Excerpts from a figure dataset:
- - -

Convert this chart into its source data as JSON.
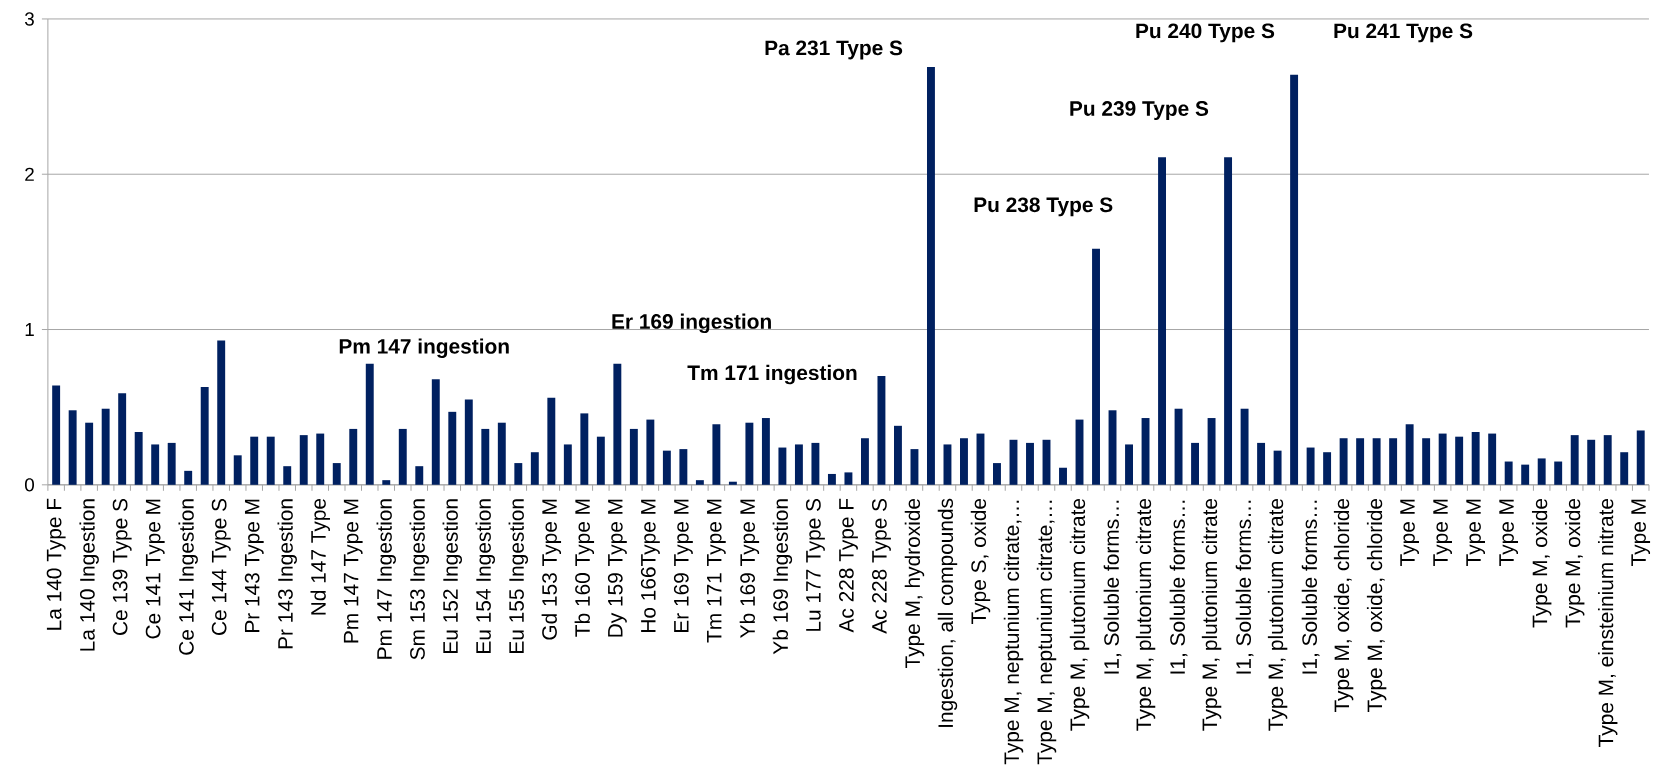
{
  "chart_data": {
    "type": "bar",
    "color": "#002060",
    "ylim": [
      0,
      3
    ],
    "yticks": [
      0,
      1,
      2,
      3
    ],
    "grid": "y",
    "categories": [
      "La 140 Type F",
      null,
      "La 140 Ingestion",
      null,
      "Ce 139 Type S",
      null,
      "Ce 141 Type M",
      null,
      "Ce 141 Ingestion",
      null,
      "Ce 144 Type S",
      null,
      "Pr 143 Type M",
      null,
      "Pr 143  Ingestion",
      null,
      "Nd 147 Type",
      null,
      "Pm 147 Type M",
      null,
      "Pm 147 Ingestion",
      null,
      "Sm 153 Ingestion",
      null,
      "Eu 152 Ingestion",
      null,
      "Eu 154 Ingestion",
      null,
      "Eu 155 Ingestion",
      null,
      "Gd 153 Type M",
      null,
      "Tb 160 Type M",
      null,
      "Dy 159 Type M",
      null,
      "Ho 166Type M",
      null,
      "Er 169 Type M",
      null,
      "Tm 171 Type M",
      null,
      "Yb 169 Type M",
      null,
      "Yb 169 Ingestion",
      null,
      "Lu 177 Type S",
      null,
      "Ac 228 Type F",
      null,
      "Ac 228 Type S",
      null,
      "Type M, hydroxide",
      null,
      "Ingestion, all compounds",
      null,
      "Type S, oxide",
      null,
      "Type M, neptunium citrate,…",
      null,
      "Type M, neptunium citrate,…",
      null,
      "Type M, plutonium citrate",
      null,
      "I1, Soluble forms…",
      null,
      "Type M, plutonium citrate",
      null,
      "I1, Soluble forms…",
      null,
      "Type M, plutonium citrate",
      null,
      "I1, Soluble forms…",
      null,
      "Type M, plutonium citrate",
      null,
      "I1, Soluble forms…",
      null,
      "Type M, oxide, chloride",
      null,
      "Type M, oxide, chloride",
      null,
      "Type M",
      null,
      "Type M",
      null,
      "Type M",
      null,
      "Type M",
      null,
      "Type M, oxide",
      null,
      "Type M, oxide",
      null,
      "Type M, einsteinium nitrate",
      null,
      "Type M"
    ],
    "values": [
      0.64,
      0.48,
      0.4,
      0.49,
      0.59,
      0.34,
      0.26,
      0.27,
      0.09,
      0.63,
      0.93,
      0.19,
      0.31,
      0.31,
      0.12,
      0.32,
      0.33,
      0.14,
      0.36,
      0.78,
      0.03,
      0.36,
      0.12,
      0.68,
      0.47,
      0.55,
      0.36,
      0.4,
      0.14,
      0.21,
      0.56,
      0.26,
      0.46,
      0.31,
      0.78,
      0.36,
      0.42,
      0.22,
      0.23,
      0.03,
      0.39,
      0.02,
      0.4,
      0.43,
      0.24,
      0.26,
      0.27,
      0.07,
      0.08,
      0.3,
      0.7,
      0.38,
      0.23,
      2.69,
      0.26,
      0.3,
      0.33,
      0.14,
      0.29,
      0.27,
      0.29,
      0.11,
      0.42,
      1.52,
      0.48,
      0.26,
      0.43,
      2.11,
      0.49,
      0.27,
      0.43,
      2.11,
      0.49,
      0.27,
      0.22,
      2.64,
      0.24,
      0.21,
      0.3,
      0.3,
      0.3,
      0.3,
      0.39,
      0.3,
      0.33,
      0.31,
      0.34,
      0.33,
      0.15,
      0.13,
      0.17,
      0.15,
      0.32,
      0.29,
      0.32,
      0.21,
      0.35
    ],
    "annotations": [
      "Pm 147 ingestion",
      "Er 169 ingestion",
      "Tm 171 ingestion",
      "Pa 231 Type S",
      "Pu 238 Type S",
      "Pu 239 Type S",
      "Pu 240 Type S",
      "Pu 241 Type S"
    ]
  }
}
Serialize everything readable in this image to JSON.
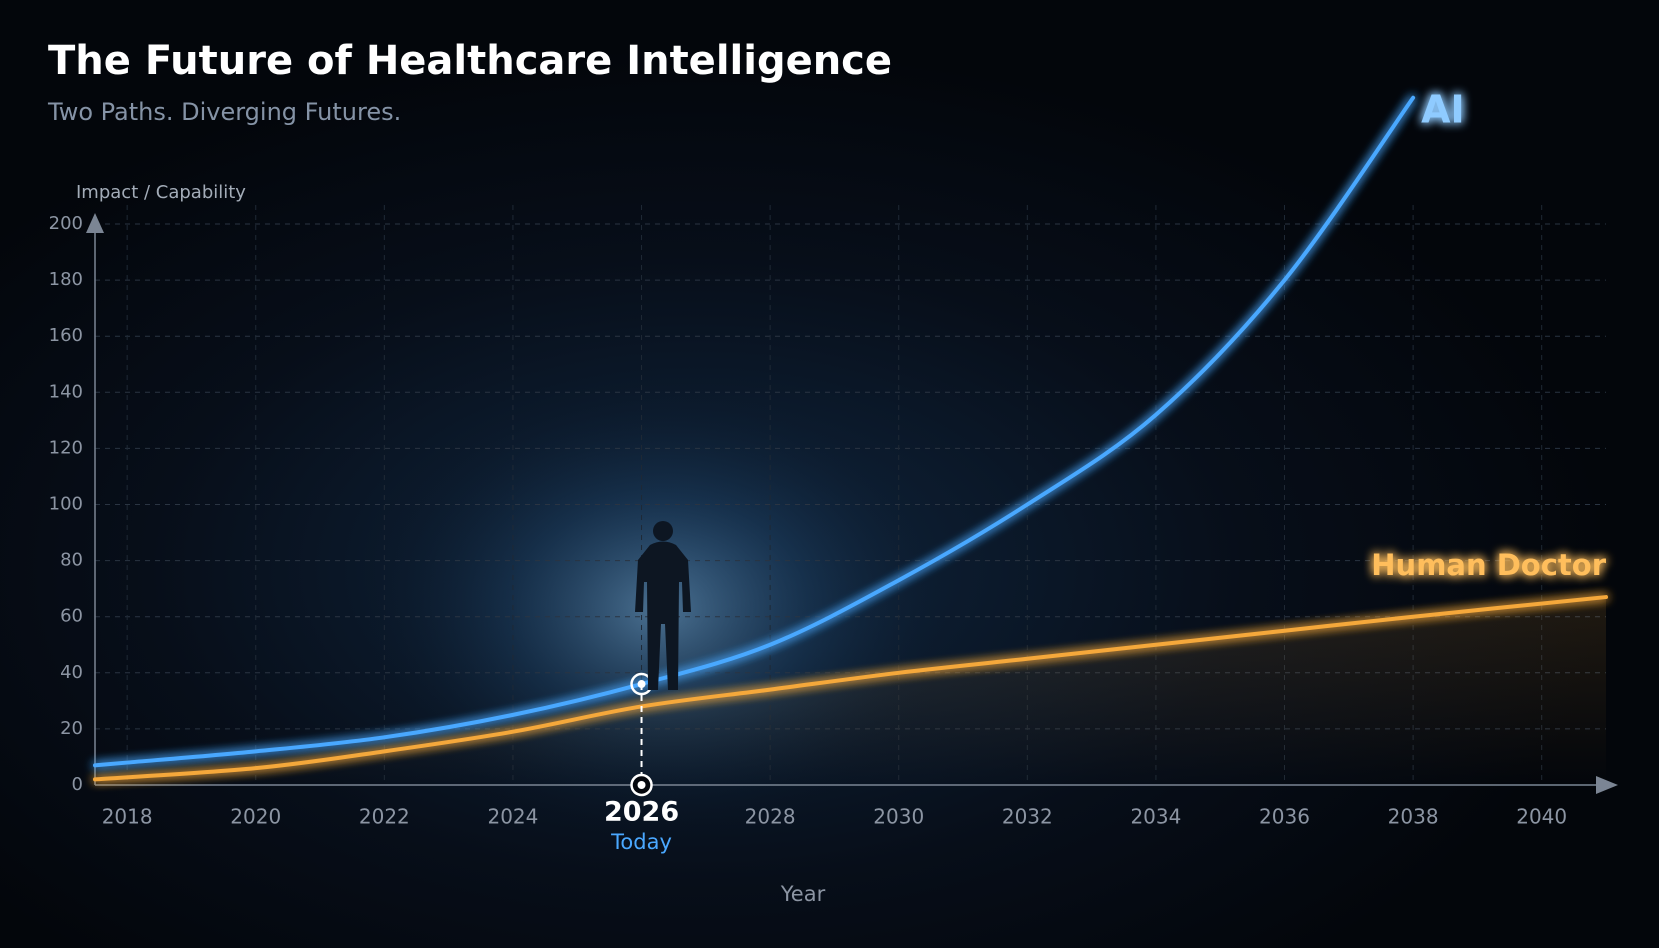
{
  "chart_data": {
    "type": "line",
    "title": "The Future of Healthcare Intelligence",
    "subtitle": "Two Paths. Diverging Futures.",
    "y_label": "Impact / Capability",
    "x_label": "Year",
    "series": [
      {
        "name": "AI",
        "color": "#4aa8ff",
        "x": [
          2017.5,
          2018,
          2020,
          2022,
          2024,
          2026,
          2028,
          2030,
          2032,
          2034,
          2036,
          2038
        ],
        "values": [
          7,
          8,
          12,
          17,
          25,
          36,
          50,
          73,
          100,
          132,
          180,
          245
        ]
      },
      {
        "name": "Human Doctor",
        "color": "#f5a83a",
        "x": [
          2017.5,
          2020,
          2022,
          2024,
          2026,
          2028,
          2030,
          2032,
          2034,
          2036,
          2038,
          2041
        ],
        "values": [
          2,
          6,
          12,
          19,
          28,
          34,
          40,
          45,
          50,
          55,
          60,
          67
        ]
      }
    ],
    "highlight": {
      "x": 2026,
      "label": "Today"
    },
    "xlim": [
      2017.5,
      2041
    ],
    "xticks": [
      2018,
      2020,
      2022,
      2024,
      2026,
      2028,
      2030,
      2032,
      2034,
      2036,
      2038,
      2040
    ],
    "ylim": [
      0,
      200
    ],
    "yticks": [
      0,
      20,
      40,
      60,
      80,
      100,
      120,
      140,
      160,
      180,
      200
    ],
    "grid": true
  }
}
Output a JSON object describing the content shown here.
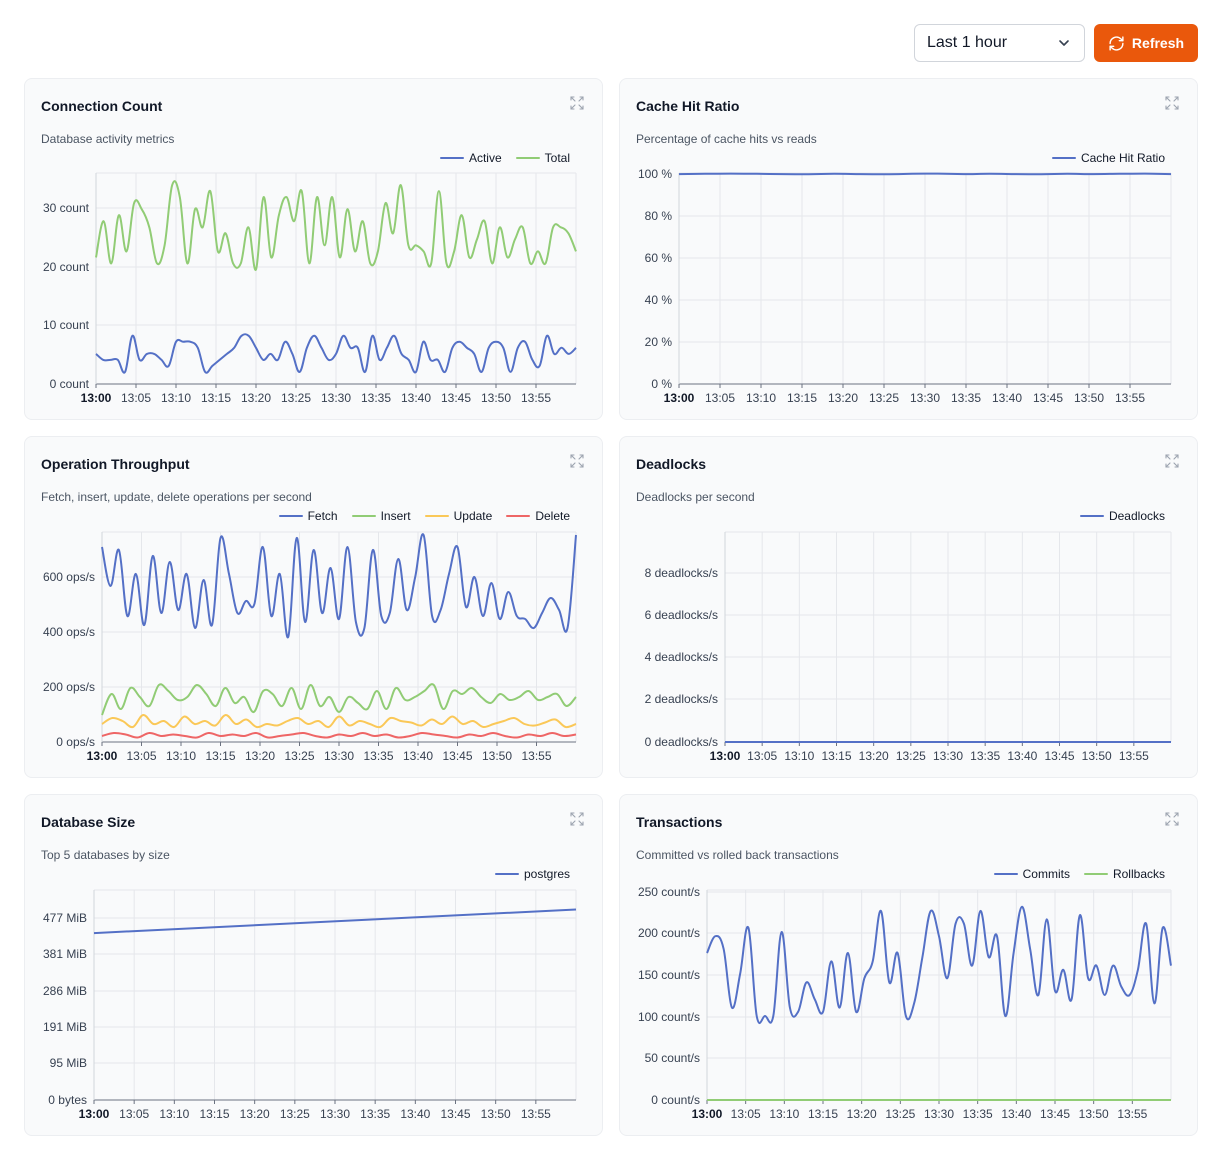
{
  "toolbar": {
    "time_range": "Last 1 hour",
    "refresh_label": "Refresh"
  },
  "colors": {
    "accent": "#ea580c",
    "blue": "#5470c6",
    "green": "#91cc75",
    "yellow": "#fac858",
    "red": "#ee6666"
  },
  "panels": [
    {
      "title": "Connection Count",
      "subtitle": "Database activity metrics"
    },
    {
      "title": "Cache Hit Ratio",
      "subtitle": "Percentage of cache hits vs reads"
    },
    {
      "title": "Operation Throughput",
      "subtitle": "Fetch, insert, update, delete operations per second"
    },
    {
      "title": "Deadlocks",
      "subtitle": "Deadlocks per second"
    },
    {
      "title": "Database Size",
      "subtitle": "Top 5 databases by size"
    },
    {
      "title": "Transactions",
      "subtitle": "Committed vs rolled back transactions"
    }
  ],
  "chart_data": [
    {
      "type": "line",
      "title": "Connection Count",
      "x_ticks": [
        "13:00",
        "13:05",
        "13:10",
        "13:15",
        "13:20",
        "13:25",
        "13:30",
        "13:35",
        "13:40",
        "13:45",
        "13:50",
        "13:55"
      ],
      "xlim": [
        "13:00",
        "13:59"
      ],
      "y_ticks": [
        "0 count",
        "10 count",
        "20 count",
        "30 count"
      ],
      "ylim": [
        0,
        35
      ],
      "grid": true,
      "legend": "top-right",
      "series": [
        {
          "name": "Active",
          "color": "#5470c6",
          "values": [
            5,
            4,
            4,
            4,
            2,
            8,
            4,
            5,
            5,
            4,
            3,
            7,
            7,
            7,
            6,
            2,
            3,
            4,
            5,
            6,
            8,
            8,
            6,
            4,
            5,
            4,
            7,
            5,
            2,
            6,
            8,
            6,
            4,
            5,
            8,
            6,
            6,
            2,
            8,
            4,
            6,
            8,
            5,
            4,
            2,
            7,
            4,
            4,
            2,
            6,
            7,
            6,
            5,
            2,
            6,
            7,
            6,
            2,
            6,
            7,
            4,
            3,
            8,
            5,
            6,
            5,
            6
          ],
          "y": [
            5,
            4,
            4,
            4,
            2,
            8,
            4,
            5,
            5,
            4,
            3,
            7,
            7,
            7,
            6,
            2,
            3,
            4,
            5,
            6,
            8,
            8,
            6,
            4,
            5,
            4,
            7,
            5,
            2,
            6,
            8,
            6,
            4,
            5,
            8,
            6,
            6,
            2,
            8,
            4,
            6,
            8,
            5,
            4,
            2,
            7,
            4,
            4,
            2,
            6,
            7,
            6,
            5,
            2,
            6,
            7,
            6,
            2,
            6,
            7,
            4,
            3,
            8,
            5,
            6,
            5,
            6
          ]
        },
        {
          "name": "Total",
          "color": "#91cc75",
          "values": [
            21,
            27,
            20,
            28,
            22,
            30,
            29,
            26,
            20,
            23,
            33,
            31,
            20,
            29,
            26,
            32,
            22,
            25,
            20,
            20,
            26,
            19,
            31,
            21,
            28,
            31,
            27,
            32,
            20,
            31,
            23,
            31,
            21,
            29,
            22,
            27,
            20,
            22,
            30,
            25,
            33,
            23,
            23,
            22,
            20,
            32,
            20,
            22,
            28,
            21,
            24,
            27,
            20,
            26,
            21,
            24,
            26,
            20,
            22,
            20,
            26,
            26,
            25,
            22
          ]
        }
      ]
    },
    {
      "type": "line",
      "title": "Cache Hit Ratio",
      "x_ticks": [
        "13:00",
        "13:05",
        "13:10",
        "13:15",
        "13:20",
        "13:25",
        "13:30",
        "13:35",
        "13:40",
        "13:45",
        "13:50",
        "13:55"
      ],
      "xlim": [
        "13:00",
        "13:59"
      ],
      "y_ticks": [
        "0 %",
        "20 %",
        "40 %",
        "60 %",
        "80 %",
        "100 %"
      ],
      "ylim": [
        0,
        100
      ],
      "grid": true,
      "legend": "top-right",
      "series": [
        {
          "name": "Cache Hit Ratio",
          "color": "#5470c6",
          "values": [
            99.5,
            99.6,
            99.7,
            99.6,
            99.5,
            99.4,
            99.6,
            99.5,
            99.4,
            99.6,
            99.7,
            99.5,
            99.6,
            99.5,
            99.4,
            99.6,
            99.5,
            99.6,
            99.7,
            99.5
          ]
        }
      ]
    },
    {
      "type": "line",
      "title": "Operation Throughput",
      "x_ticks": [
        "13:00",
        "13:05",
        "13:10",
        "13:15",
        "13:20",
        "13:25",
        "13:30",
        "13:35",
        "13:40",
        "13:45",
        "13:50",
        "13:55"
      ],
      "xlim": [
        "13:00",
        "13:59"
      ],
      "y_ticks": [
        "0 ops/s",
        "200 ops/s",
        "400 ops/s",
        "600 ops/s"
      ],
      "ylim": [
        0,
        700
      ],
      "grid": true,
      "legend": "top-right",
      "series": [
        {
          "name": "Fetch",
          "color": "#5470c6",
          "values": [
            650,
            520,
            640,
            420,
            560,
            390,
            620,
            430,
            600,
            440,
            560,
            380,
            540,
            390,
            680,
            560,
            430,
            470,
            460,
            650,
            420,
            560,
            350,
            680,
            400,
            640,
            430,
            580,
            410,
            650,
            400,
            380,
            640,
            420,
            430,
            610,
            440,
            550,
            690,
            420,
            440,
            560,
            650,
            450,
            550,
            420,
            530,
            410,
            500,
            420,
            410,
            380,
            430,
            480,
            440,
            380,
            690
          ]
        },
        {
          "name": "Insert",
          "color": "#91cc75",
          "values": [
            90,
            160,
            110,
            180,
            150,
            120,
            190,
            170,
            140,
            150,
            190,
            160,
            120,
            180,
            130,
            150,
            100,
            170,
            160,
            120,
            180,
            110,
            190,
            120,
            150,
            100,
            150,
            130,
            110,
            170,
            110,
            180,
            140,
            150,
            170,
            190,
            110,
            170,
            160,
            180,
            150,
            130,
            160,
            140,
            150,
            170,
            140,
            150,
            160,
            120,
            150
          ]
        },
        {
          "name": "Update",
          "color": "#fac858",
          "values": [
            60,
            80,
            70,
            50,
            90,
            60,
            70,
            50,
            85,
            60,
            70,
            55,
            90,
            60,
            75,
            50,
            60,
            55,
            70,
            80,
            60,
            70,
            50,
            85,
            55,
            70,
            60,
            50,
            80,
            70,
            65,
            55,
            75,
            60,
            85,
            60,
            70,
            50,
            60,
            70,
            80,
            60,
            55,
            65,
            75,
            50,
            60
          ]
        },
        {
          "name": "Delete",
          "color": "#ee6666",
          "values": [
            20,
            30,
            25,
            15,
            30,
            20,
            25,
            20,
            15,
            30,
            20,
            25,
            20,
            30,
            15,
            20,
            25,
            30,
            20,
            15,
            25,
            20,
            30,
            20,
            25,
            15,
            20,
            30,
            25,
            20,
            15,
            25,
            20,
            30,
            20,
            15,
            25,
            20,
            30,
            20,
            25
          ]
        }
      ]
    },
    {
      "type": "line",
      "title": "Deadlocks",
      "x_ticks": [
        "13:00",
        "13:05",
        "13:10",
        "13:15",
        "13:20",
        "13:25",
        "13:30",
        "13:35",
        "13:40",
        "13:45",
        "13:50",
        "13:55"
      ],
      "xlim": [
        "13:00",
        "13:59"
      ],
      "y_ticks": [
        "0 deadlocks/s",
        "2 deadlocks/s",
        "4 deadlocks/s",
        "6 deadlocks/s",
        "8 deadlocks/s"
      ],
      "ylim": [
        0,
        10
      ],
      "grid": true,
      "legend": "top-right",
      "series": [
        {
          "name": "Deadlocks",
          "color": "#5470c6",
          "values": [
            0,
            0,
            0,
            0,
            0,
            0,
            0,
            0,
            0,
            0,
            0,
            0
          ]
        }
      ]
    },
    {
      "type": "line",
      "title": "Database Size",
      "x_ticks": [
        "13:00",
        "13:05",
        "13:10",
        "13:15",
        "13:20",
        "13:25",
        "13:30",
        "13:35",
        "13:40",
        "13:45",
        "13:50",
        "13:55"
      ],
      "xlim": [
        "13:00",
        "13:59"
      ],
      "y_ticks": [
        "0 bytes",
        "95 MiB",
        "191 MiB",
        "286 MiB",
        "381 MiB",
        "477 MiB"
      ],
      "ylim": [
        0,
        550
      ],
      "grid": true,
      "legend": "top-right",
      "series": [
        {
          "name": "postgres",
          "color": "#5470c6",
          "values": [
            437,
            499
          ]
        }
      ]
    },
    {
      "type": "line",
      "title": "Transactions",
      "x_ticks": [
        "13:00",
        "13:05",
        "13:10",
        "13:15",
        "13:20",
        "13:25",
        "13:30",
        "13:35",
        "13:40",
        "13:45",
        "13:50",
        "13:55"
      ],
      "xlim": [
        "13:00",
        "13:59"
      ],
      "y_ticks": [
        "0 count/s",
        "50 count/s",
        "100 count/s",
        "150 count/s",
        "200 count/s",
        "250 count/s"
      ],
      "ylim": [
        0,
        250
      ],
      "grid": true,
      "legend": "top-right",
      "series": [
        {
          "name": "Commits",
          "color": "#5470c6",
          "values": [
            175,
            195,
            180,
            110,
            150,
            205,
            100,
            100,
            100,
            200,
            110,
            105,
            140,
            120,
            105,
            165,
            110,
            175,
            105,
            145,
            165,
            225,
            140,
            175,
            100,
            115,
            170,
            225,
            195,
            145,
            210,
            210,
            160,
            225,
            170,
            195,
            100,
            175,
            230,
            180,
            125,
            215,
            130,
            155,
            120,
            220,
            145,
            160,
            125,
            160,
            135,
            125,
            155,
            210,
            115,
            205,
            160
          ]
        },
        {
          "name": "Rollbacks",
          "color": "#91cc75",
          "values": [
            0,
            0,
            0,
            0,
            0,
            0,
            0,
            0,
            0,
            0,
            0,
            0
          ]
        }
      ]
    }
  ]
}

- - -

Task objective: Copy every line of the records above that holds the word "this".

Response:
Convert this chart into its source data as JSON.
Serialize everything readable in this image to JSON.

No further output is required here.